▸ Goal:
Please print the rows word for word, beginning at the line that contains "- comparison-p-value: 0.074: [385, 60, 411, 72]" and stopping after the line that contains "- comparison-bracket: [423, 347, 477, 354]".

▸ Element and region listings:
----------------------------------------

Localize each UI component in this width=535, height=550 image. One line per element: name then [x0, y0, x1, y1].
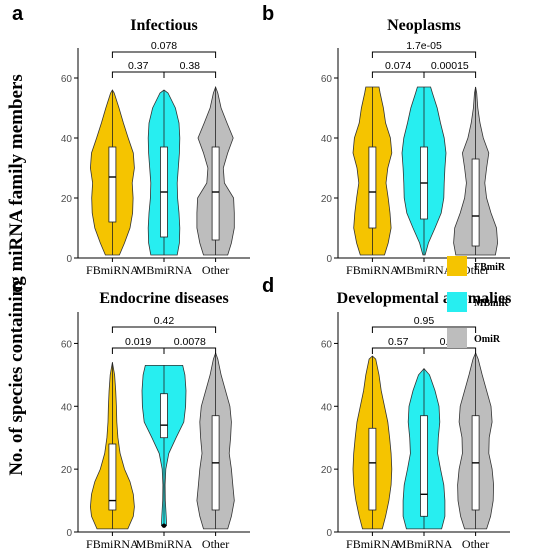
- comparison-p-value: 0.074: [385, 60, 411, 72]
- comparison-bracket: [371, 51, 477, 58]
- y-tick-label: 40: [321, 134, 333, 145]
- x-tick-label: Other: [202, 537, 229, 550]
- comparison-bracket: [423, 71, 477, 78]
- y-tick-label: 60: [61, 339, 73, 350]
- comparison-p-value: 0.019: [125, 336, 151, 348]
- x-tick-label: Other: [462, 537, 489, 550]
- comparison-p-value: 0.37: [128, 60, 149, 72]
- comparison-p-value: 0.00015: [431, 60, 469, 72]
- comparison-bracket: [111, 71, 165, 78]
- y-tick-label: 40: [61, 402, 73, 413]
- x-tick-label: FBmiRNA: [346, 537, 399, 550]
- box-iqr: [108, 146, 117, 223]
- y-tick-label: 0: [326, 528, 332, 539]
- panel-letter: d: [262, 275, 274, 297]
- comparison-bracket: [371, 71, 425, 78]
- x-tick-label: FBmiRNA: [86, 537, 139, 550]
- panel-letter: b: [262, 3, 274, 25]
- comparison-bracket: [163, 71, 217, 78]
- comparison-p-value: 0.0078: [174, 336, 206, 348]
- y-tick-label: 40: [321, 402, 333, 413]
- legend-label: OmiR: [474, 334, 501, 345]
- legend-swatch-FBmiR: [447, 256, 467, 276]
- comparison-p-value: 0.42: [154, 315, 175, 327]
- y-tick-label: 20: [61, 194, 73, 205]
- legend: FBmiR MBmiR OmiR: [447, 256, 509, 348]
- y-tick-label: 0: [66, 528, 72, 539]
- y-tick-label: 60: [321, 339, 333, 350]
- x-tick-label: MBmiRNA: [396, 263, 453, 277]
- comparison-bracket: [111, 326, 217, 333]
- box-iqr: [368, 427, 377, 511]
- x-tick-label: MBmiRNA: [136, 537, 193, 550]
- legend-label: FBmiR: [474, 262, 506, 273]
- comparison-p-value: 0.57: [388, 336, 409, 348]
- panel-title: Endocrine diseases: [99, 290, 228, 307]
- box-iqr: [368, 146, 377, 229]
- box-iqr: [471, 158, 480, 247]
- panel-title: Developmental anomalies: [337, 290, 512, 307]
- legend-swatch-MBmiR: [447, 292, 467, 312]
- y-tick-label: 0: [326, 254, 332, 265]
- x-tick-label: FBmiRNA: [86, 263, 139, 277]
- y-tick-label: 20: [321, 194, 333, 205]
- panel-letter: a: [12, 3, 24, 25]
- y-tick-label: 60: [61, 74, 73, 85]
- x-tick-label: Other: [462, 263, 489, 277]
- x-tick-label: MBmiRNA: [136, 263, 193, 277]
- x-tick-label: FBmiRNA: [346, 263, 399, 277]
- box-iqr: [160, 393, 168, 439]
- panel-title: Neoplasms: [387, 17, 461, 34]
- comparison-p-value: 0.38: [180, 60, 201, 72]
- comparison-bracket: [423, 347, 477, 354]
- outlier-point: [161, 523, 167, 528]
- comparison-bracket: [111, 51, 217, 58]
- y-tick-label: 20: [321, 465, 333, 476]
- y-tick-label: 20: [61, 465, 73, 476]
- panel-title: Infectious: [130, 17, 198, 34]
- comparison-p-value: 1.7e-05: [406, 40, 442, 52]
- comparison-bracket: [163, 347, 217, 354]
- y-tick-label: 60: [321, 74, 333, 85]
- figure-y-axis-label: No. of species containing miRNA family m…: [6, 74, 27, 476]
- x-tick-label: Other: [202, 263, 229, 277]
- x-tick-label: MBmiRNA: [396, 537, 453, 550]
- y-tick-label: 40: [61, 134, 73, 145]
- comparison-bracket: [371, 347, 425, 354]
- comparison-p-value: 0.95: [414, 315, 435, 327]
- panel-c: c Endocrine diseases 0 20 40 60 FBmiRNAMBmiRNA…: [12, 275, 250, 550]
- comparison-bracket: [371, 326, 477, 333]
- comparison-bracket: [111, 347, 165, 354]
- box-iqr: [108, 443, 117, 511]
- comparison-p-value: 0.078: [151, 40, 177, 52]
- panel-letter: c: [12, 275, 23, 297]
- y-tick-label: 0: [66, 254, 72, 265]
- box-iqr: [211, 146, 220, 241]
- legend-swatch-OmiR: [447, 328, 467, 348]
- box-iqr: [420, 415, 428, 517]
- legend-label: MBmiR: [474, 298, 509, 309]
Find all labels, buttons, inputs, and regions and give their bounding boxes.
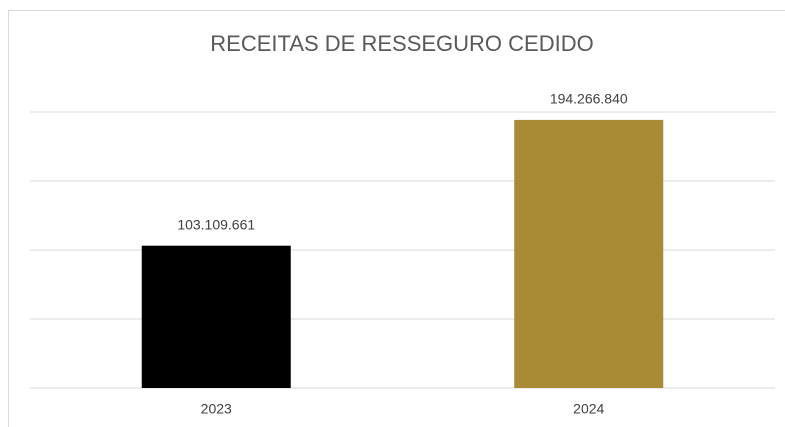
x-tick-label: 2024 (573, 401, 604, 417)
bar (141, 245, 291, 388)
bar (514, 119, 664, 389)
value-label: 103.109.661 (177, 216, 255, 232)
value-label: 194.266.840 (550, 91, 628, 107)
chart-title: RECEITAS DE RESSEGURO CEDIDO (210, 31, 593, 56)
x-tick-label: 2023 (201, 401, 232, 417)
chart-frame (8, 10, 785, 427)
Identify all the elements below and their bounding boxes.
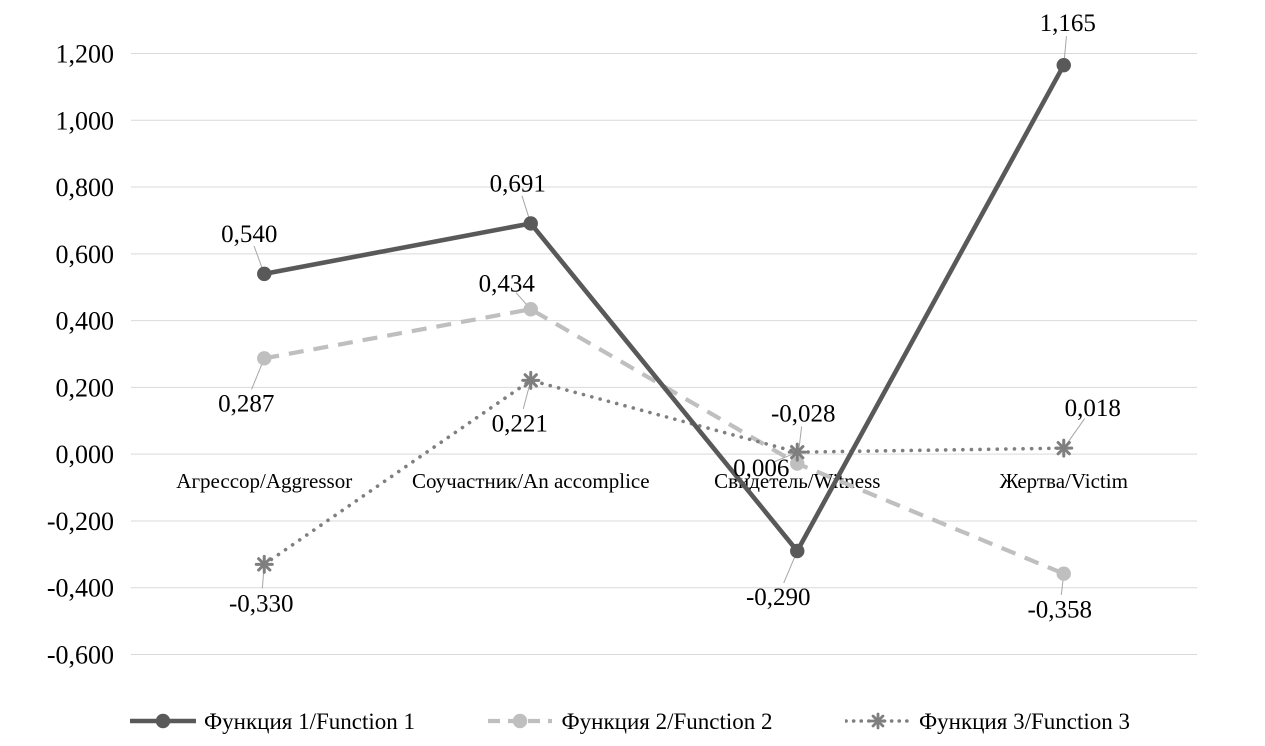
svg-text:0,600: 0,600 [56, 240, 115, 269]
legend-item-function-3: Функция 3/Function 3 [844, 708, 1130, 734]
svg-text:1,165: 1,165 [1040, 10, 1096, 37]
legend-label: Функция 1/Function 1 [204, 708, 416, 734]
svg-text:0,540: 0,540 [221, 221, 277, 248]
series-markers [254, 57, 1074, 581]
legend-line-sample-icon [844, 712, 911, 730]
svg-text:-0,358: -0,358 [1027, 597, 1092, 624]
svg-text:0,800: 0,800 [56, 173, 115, 202]
svg-text:0,006: 0,006 [733, 455, 789, 482]
star-marker [1054, 438, 1074, 458]
series-line-2 [263, 307, 1065, 576]
svg-text:1,200: 1,200 [56, 40, 115, 69]
svg-text:Соучастник/An accomplice: Соучастник/An accomplice [412, 469, 650, 493]
legend-line-sample-icon [488, 713, 553, 729]
svg-text:0,434: 0,434 [479, 270, 536, 297]
svg-text:Агрессор/Aggressor: Агрессор/Aggressor [176, 469, 352, 493]
svg-text:-0,028: -0,028 [771, 401, 836, 428]
legend-line-sample-icon [130, 713, 196, 729]
legend-item-function-2: Функция 2/Function 2 [487, 708, 773, 734]
svg-text:1,000: 1,000 [56, 106, 115, 135]
data-labels: 0,540 0,691 -0,290 1,165 0,287 0,434 -0,028 -0,… [218, 10, 1121, 624]
star-marker [787, 442, 807, 462]
star-marker [869, 712, 887, 730]
chart-legend: Функция 1/Function 1 Функция 2/Function … [130, 704, 1130, 738]
svg-text:-0,200: -0,200 [47, 507, 114, 536]
svg-text:-0,290: -0,290 [746, 584, 811, 611]
svg-text:0,000: 0,000 [56, 440, 115, 469]
series-line-3 [262, 378, 1066, 567]
y-axis-tick-labels: 1,200 1,000 0,800 0,600 0,400 0,200 0,000 -0,20… [47, 40, 114, 670]
svg-text:-0,600: -0,600 [47, 641, 114, 670]
svg-text:Жертва/Victim: Жертва/Victim [1000, 469, 1128, 493]
star-marker [521, 370, 541, 390]
svg-text:0,691: 0,691 [490, 170, 546, 197]
svg-text:0,400: 0,400 [56, 307, 115, 336]
svg-text:0,200: 0,200 [56, 373, 115, 402]
svg-text:-0,400: -0,400 [47, 574, 114, 603]
legend-item-function-1: Функция 1/Function 1 [130, 709, 415, 733]
star-marker [254, 554, 274, 574]
series-line-1 [261, 62, 1067, 554]
x-axis-category-labels: Агрессор/Aggressor Соучастник/An accompli… [176, 469, 1128, 493]
svg-text:0,287: 0,287 [218, 390, 274, 417]
legend-label: Функция 2/Function 2 [561, 708, 773, 734]
svg-text:0,221: 0,221 [492, 410, 548, 437]
svg-text:-0,330: -0,330 [229, 590, 294, 617]
svg-text:0,018: 0,018 [1065, 395, 1121, 422]
legend-label: Функция 3/Function 3 [918, 708, 1130, 734]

----------------------------------------

▸ Result:
- comparison-p-value: 0.074: [385, 60, 411, 72]
- comparison-bracket: [371, 51, 477, 58]
- y-tick-label: 40: [321, 134, 333, 145]
- x-tick-label: Other: [202, 537, 229, 550]
- comparison-bracket: [423, 71, 477, 78]
- y-tick-label: 60: [61, 339, 73, 350]
- comparison-p-value: 0.019: [125, 336, 151, 348]
- x-tick-label: Other: [462, 537, 489, 550]
- comparison-p-value: 0.37: [128, 60, 149, 72]
- comparison-p-value: 0.00015: [431, 60, 469, 72]
- comparison-bracket: [111, 71, 165, 78]
- y-tick-label: 40: [61, 402, 73, 413]
- x-tick-label: FBmiRNA: [346, 537, 399, 550]
- box-iqr: [108, 146, 117, 223]
- y-tick-label: 0: [326, 528, 332, 539]
- panel-letter: d: [262, 275, 274, 297]
- comparison-bracket: [371, 71, 425, 78]
- x-tick-label: FBmiRNA: [86, 537, 139, 550]
- panel-letter: b: [262, 3, 274, 25]
- comparison-bracket: [163, 71, 217, 78]
- comparison-p-value: 0.0078: [174, 336, 206, 348]
- y-tick-label: 40: [321, 402, 333, 413]
- legend-label: OmiR: [474, 334, 501, 345]
- legend-swatch-FBmiR: [447, 256, 467, 276]
- comparison-p-value: 0.42: [154, 315, 175, 327]
- y-tick-label: 20: [61, 194, 73, 205]
- legend: FBmiR MBmiR OmiR: [447, 256, 509, 348]
- y-tick-label: 0: [66, 528, 72, 539]
- y-tick-label: 60: [321, 339, 333, 350]
- x-tick-label: MBmiRNA: [396, 263, 453, 277]
- comparison-bracket: [111, 326, 217, 333]
- box-iqr: [368, 427, 377, 511]
- x-tick-label: MBmiRNA: [136, 537, 193, 550]
- legend-label: FBmiR: [474, 262, 506, 273]
- comparison-p-value: 0.57: [388, 336, 409, 348]
- panel-title: Endocrine diseases: [99, 290, 228, 307]
- box-iqr: [368, 146, 377, 229]
- box-iqr: [471, 158, 480, 247]
- panel-title: Developmental anomalies: [337, 290, 512, 307]
- legend-swatch-MBmiR: [447, 292, 467, 312]
- y-tick-label: 0: [326, 254, 332, 265]
- x-tick-label: FBmiRNA: [86, 263, 139, 277]
- y-tick-label: 20: [321, 194, 333, 205]
- panel-letter: a: [12, 3, 24, 25]
- y-tick-label: 60: [61, 74, 73, 85]
- x-tick-label: Other: [462, 263, 489, 277]
- x-tick-label: MBmiRNA: [136, 263, 193, 277]
- x-tick-label: FBmiRNA: [346, 263, 399, 277]
- box-iqr: [160, 393, 168, 439]
- panel-title: Neoplasms: [387, 17, 461, 34]
- comparison-p-value: 0.38: [180, 60, 201, 72]
- comparison-bracket: [423, 347, 477, 354]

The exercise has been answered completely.